I used to take a very small book - a sort of mini-book - a bible or an atlas or whatever, which you could learn things from and which didn't weigh much. But then in the mid 1980s I was doing an expedition with Mike Stroud. Mike had the job of laying out equipment and cutting out anything that wasn't absolutely vital, and he was very cruel in terms of my little book. Things like toothbrushes also went.

Question:
What's your next challenge?

Sir Ranulph Fiennes:
I'm trying very hard to keep my place in one of the two British Eco-challenge endurance teams, which is becoming increasingly a challenge because I'm 23 years older than the other three members of the team. I admire all of them. They are very, very physically fit and tough people, so I have to force myself to train very hard to try to keep up with them.

Question:
Who inspires you?

Sir Ranulph Fiennes:
Expedition-wise I was very much inspired in the 1960s by Wally Herbert. On a general note, although my father was killed four months before I was born, my mother told me all about him, and certainly until I was well into my twenties I tried to imitate his career army-wise. He certainly inspired me until my mid-twenties. But he was born in a time of war, and I was basically born in a time of peace, so it wasn't really the same.

Question:
What can we learn from the wilderness?

Sir Ranulph Fiennes:
That's a question the answer to which could fill a book, even if you knew which kind of wilderness you were talking about - whether it was a Polar wilderness, or a hot desert wilderness, or a jungle wilderness. All those places can be described as wild. The German for wilderness, which is 'Öde', means more a place that's deserted, i.e. a wasteland; whereas the English word 'wilderness' some people think of as wasteland and other people think of as any wild area, so it's rather difficult to know which of the two the question is going for.

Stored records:
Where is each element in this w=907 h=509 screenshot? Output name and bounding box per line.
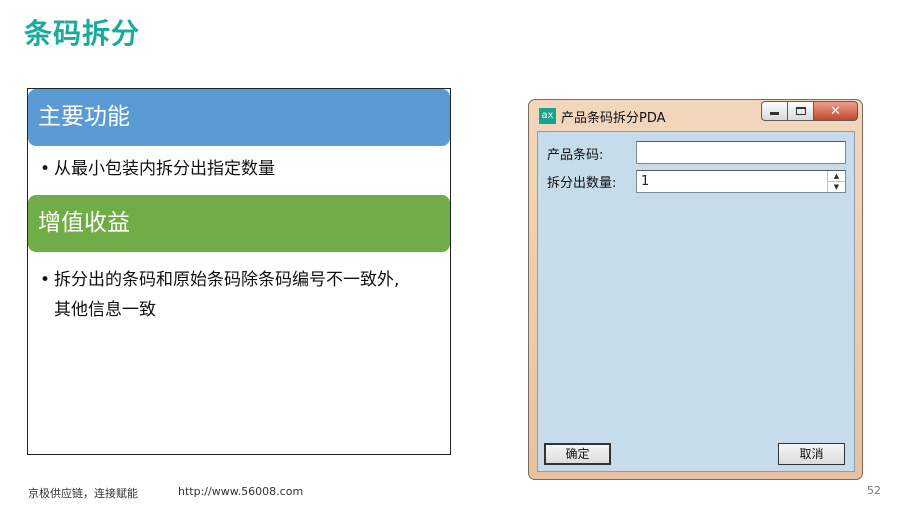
bullet-marker: • bbox=[40, 159, 51, 179]
spin-up-icon[interactable]: ▲ bbox=[828, 171, 845, 181]
quantity-label: 拆分出数量: bbox=[547, 176, 617, 191]
maximize-button[interactable] bbox=[788, 101, 814, 121]
page-number: 52 bbox=[867, 484, 881, 497]
spin-down-icon[interactable]: ▼ bbox=[828, 181, 845, 191]
slide-title: 条码拆分 bbox=[24, 17, 141, 50]
barcode-split-dialog: ax 产品条码拆分PDA ✕ 产品条码: 拆分出数量: 1 ▲ ▼ 确定 取消 bbox=[528, 99, 863, 480]
quantity-value: 1 bbox=[641, 174, 650, 189]
bullet-text-line2: 其他信息一致 bbox=[54, 300, 156, 320]
main-function-bullet: • 从最小包装内拆分出指定数量 bbox=[40, 154, 275, 184]
window-controls: ✕ bbox=[761, 101, 858, 121]
barcode-input[interactable] bbox=[636, 141, 846, 164]
minimize-icon bbox=[770, 112, 779, 115]
ok-button[interactable]: 确定 bbox=[544, 443, 611, 465]
bullet-text: 从最小包装内拆分出指定数量 bbox=[54, 159, 275, 179]
value-added-heading: 增值收益 bbox=[28, 195, 450, 252]
dialog-title: 产品条码拆分PDA bbox=[561, 111, 666, 126]
close-button[interactable]: ✕ bbox=[814, 101, 858, 121]
bullet-text-line1: 拆分出的条码和原始条码除条码编号不一致外, bbox=[54, 270, 400, 290]
cancel-button[interactable]: 取消 bbox=[778, 443, 845, 465]
footer-tagline: 京极供应链，连接赋能 bbox=[28, 487, 138, 500]
barcode-label: 产品条码: bbox=[547, 148, 604, 163]
bullet-marker: • bbox=[40, 270, 51, 290]
quantity-stepper[interactable]: 1 ▲ ▼ bbox=[636, 170, 846, 193]
dialog-titlebar[interactable]: ax 产品条码拆分PDA ✕ bbox=[529, 100, 862, 130]
dialog-client-area: 产品条码: 拆分出数量: 1 ▲ ▼ 确定 取消 bbox=[537, 131, 855, 472]
quantity-spinner: ▲ ▼ bbox=[827, 171, 845, 192]
value-added-bullet: • 拆分出的条码和原始条码除条码编号不一致外, 其他信息一致 bbox=[40, 265, 444, 325]
app-icon: ax bbox=[539, 108, 556, 124]
close-icon: ✕ bbox=[830, 103, 841, 119]
feature-panel: 主要功能 • 从最小包装内拆分出指定数量 增值收益 • 拆分出的条码和原始条码除条码… bbox=[27, 88, 451, 455]
minimize-button[interactable] bbox=[761, 101, 788, 121]
main-function-heading: 主要功能 bbox=[28, 89, 450, 146]
footer-url[interactable]: http://www.56008.com bbox=[178, 485, 303, 498]
maximize-icon bbox=[795, 107, 806, 115]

• Work to complete
1. Retype the passage of the Ranulph Fiennes interview from "I used to take" up to and including "up with them." word for word.
2. Carry on the Ranulph Fiennes interview from the point where it stops.

• Responses per task
1.
I used to take a very small book - a sort of mini-book - a bible or an atlas or whatever, which you could learn things from and which didn't weigh much. But then in the mid 1980s I was doing an expedition with Mike Stroud. Mike had the job of laying out equipment and cutting out anything that wasn't absolutely vital, and he was very cruel in terms of my little book. Things like toothbrushes also went.

Question:
What's your next challenge?

Sir Ranulph Fiennes:
I'm trying very hard to keep my place in one of the two British Eco-challenge endurance teams, which is becoming increasingly a challenge because I'm 23 years older than the other three members of the team. I admire all of them. They are very, very physically fit and tough people, so I have to force myself to train very hard to try to keep up with them.

2.
If we're talking about wild, remote areas, if you're on an expedition where you're really up against time to try to, for instance, cross the Antarctic continent during the hundred days when it's travelable, then you really, unfortunately, don't have all that much time or the state of mind to appreciate the wilderness and the beauty of the surroundings. In some cases you're even driven mentally to not appreciating the beauty, because when everything in the Antarctic plateau, for instance is white, and therefore not beautiful because it's just whiteness, you are inclined to feel a lot more secure than when you start seeing beautiful shapes like mountain-tops and crevasses, because then you know you're heading for likely trouble.

The same is really true in the Arctic Ocean up by the North Pole. If it's white and even and flat and boring, that's going to be good travel, but if you start getting very impressive skies with huge black areas reflecting sea up ahead, or you can see vast jagged shapes, you're going to have to work harder to pull your sledges over them. That sort of expedition leads you to appreciate lack of beauty or the finer sides of the wilderness.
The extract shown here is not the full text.